→ TO BE DONE:
Show every line containing "this" by copying it.

→ GIVEN RECORDS:
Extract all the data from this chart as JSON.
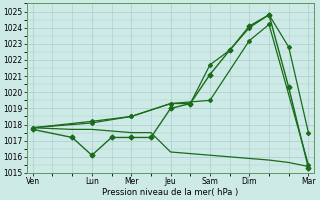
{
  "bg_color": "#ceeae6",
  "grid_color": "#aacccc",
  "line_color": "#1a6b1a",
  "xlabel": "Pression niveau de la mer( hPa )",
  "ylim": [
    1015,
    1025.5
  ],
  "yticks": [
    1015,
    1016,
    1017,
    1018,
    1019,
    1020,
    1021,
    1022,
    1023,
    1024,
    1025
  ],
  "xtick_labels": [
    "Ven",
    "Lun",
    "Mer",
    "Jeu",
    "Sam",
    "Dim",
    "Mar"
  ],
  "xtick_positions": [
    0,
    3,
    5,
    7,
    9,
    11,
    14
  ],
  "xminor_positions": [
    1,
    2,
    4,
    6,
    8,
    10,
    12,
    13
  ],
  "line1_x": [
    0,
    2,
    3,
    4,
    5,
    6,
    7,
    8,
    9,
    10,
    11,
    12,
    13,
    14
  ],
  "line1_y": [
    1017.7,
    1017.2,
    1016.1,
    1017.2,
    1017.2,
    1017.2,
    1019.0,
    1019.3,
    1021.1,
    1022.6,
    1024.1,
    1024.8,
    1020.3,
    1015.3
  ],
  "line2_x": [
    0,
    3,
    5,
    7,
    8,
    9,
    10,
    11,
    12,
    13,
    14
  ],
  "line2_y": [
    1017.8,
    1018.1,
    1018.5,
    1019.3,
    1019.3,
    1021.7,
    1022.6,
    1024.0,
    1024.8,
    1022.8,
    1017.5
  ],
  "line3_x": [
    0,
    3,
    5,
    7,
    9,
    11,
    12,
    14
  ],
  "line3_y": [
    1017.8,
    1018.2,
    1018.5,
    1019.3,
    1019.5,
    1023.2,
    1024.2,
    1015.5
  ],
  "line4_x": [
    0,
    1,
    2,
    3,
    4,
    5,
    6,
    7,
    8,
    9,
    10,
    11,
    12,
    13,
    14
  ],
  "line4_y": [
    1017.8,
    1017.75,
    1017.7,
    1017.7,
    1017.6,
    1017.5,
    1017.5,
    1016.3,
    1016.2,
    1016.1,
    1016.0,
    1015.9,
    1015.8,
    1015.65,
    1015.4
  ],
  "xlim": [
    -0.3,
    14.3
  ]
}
---
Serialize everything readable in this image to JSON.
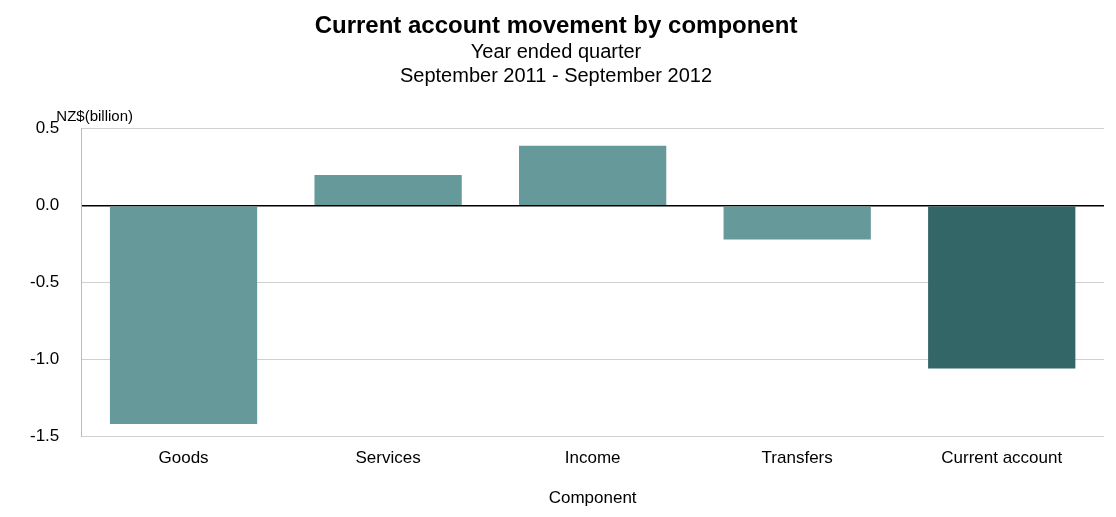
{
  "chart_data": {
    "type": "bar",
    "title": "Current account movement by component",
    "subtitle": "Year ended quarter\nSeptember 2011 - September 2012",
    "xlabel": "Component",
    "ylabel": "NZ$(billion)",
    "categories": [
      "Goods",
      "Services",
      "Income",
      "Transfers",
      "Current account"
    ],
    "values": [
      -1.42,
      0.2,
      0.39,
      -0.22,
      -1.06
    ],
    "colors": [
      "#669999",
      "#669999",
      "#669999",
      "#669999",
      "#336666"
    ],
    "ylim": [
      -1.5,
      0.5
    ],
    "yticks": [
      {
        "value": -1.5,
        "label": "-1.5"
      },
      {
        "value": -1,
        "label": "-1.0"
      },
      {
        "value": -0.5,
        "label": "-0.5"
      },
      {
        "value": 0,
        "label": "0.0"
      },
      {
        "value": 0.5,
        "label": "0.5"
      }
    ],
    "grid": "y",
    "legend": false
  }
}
==
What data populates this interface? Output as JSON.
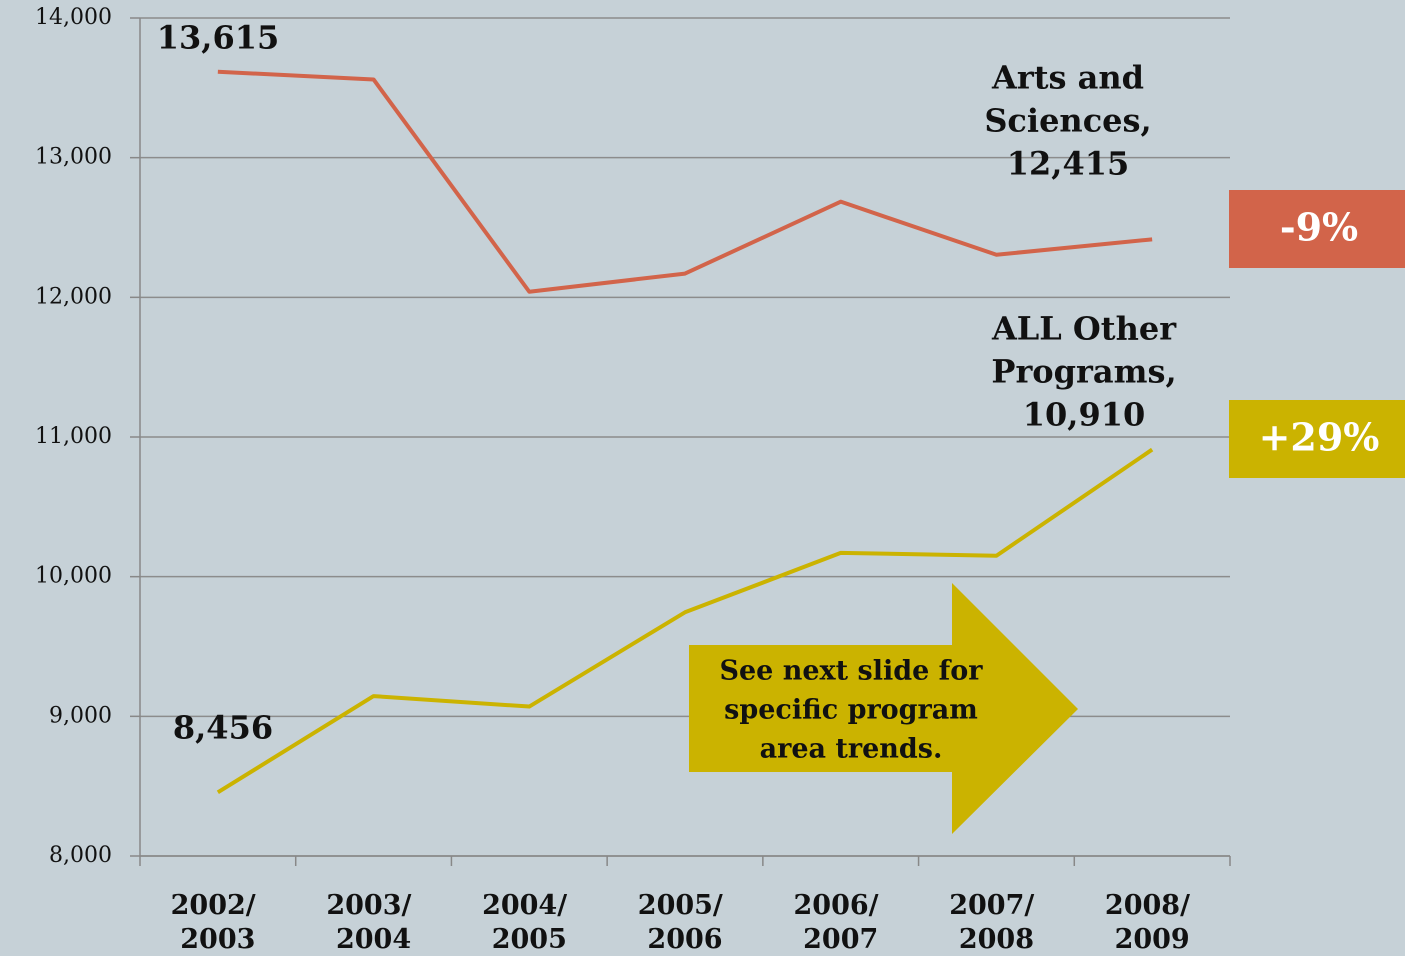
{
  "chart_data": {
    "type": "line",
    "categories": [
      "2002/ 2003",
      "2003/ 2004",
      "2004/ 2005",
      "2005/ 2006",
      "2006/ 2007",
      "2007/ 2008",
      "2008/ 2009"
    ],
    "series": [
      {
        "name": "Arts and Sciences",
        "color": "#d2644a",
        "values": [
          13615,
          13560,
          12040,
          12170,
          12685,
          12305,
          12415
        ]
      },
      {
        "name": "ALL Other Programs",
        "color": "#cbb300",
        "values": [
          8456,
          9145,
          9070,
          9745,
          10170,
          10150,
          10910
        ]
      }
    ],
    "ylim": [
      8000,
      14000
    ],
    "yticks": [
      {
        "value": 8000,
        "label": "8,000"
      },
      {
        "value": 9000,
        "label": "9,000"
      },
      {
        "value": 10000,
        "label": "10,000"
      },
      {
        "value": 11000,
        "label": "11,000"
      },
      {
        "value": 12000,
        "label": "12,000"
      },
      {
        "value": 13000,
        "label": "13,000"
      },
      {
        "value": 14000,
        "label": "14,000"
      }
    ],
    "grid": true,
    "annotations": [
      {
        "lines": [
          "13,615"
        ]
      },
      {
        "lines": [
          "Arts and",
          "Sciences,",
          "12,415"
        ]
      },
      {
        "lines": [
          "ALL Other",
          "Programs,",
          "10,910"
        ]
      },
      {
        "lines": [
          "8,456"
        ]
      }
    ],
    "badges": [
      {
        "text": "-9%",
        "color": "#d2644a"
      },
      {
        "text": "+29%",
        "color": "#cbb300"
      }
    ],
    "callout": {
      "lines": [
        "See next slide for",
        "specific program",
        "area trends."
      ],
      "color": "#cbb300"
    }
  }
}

→ ANSWER TO THE EXERCISE:
Extract all the data from this chart as JSON.
Serialize everything readable in this image to JSON.
What data populates this interface? Output as JSON.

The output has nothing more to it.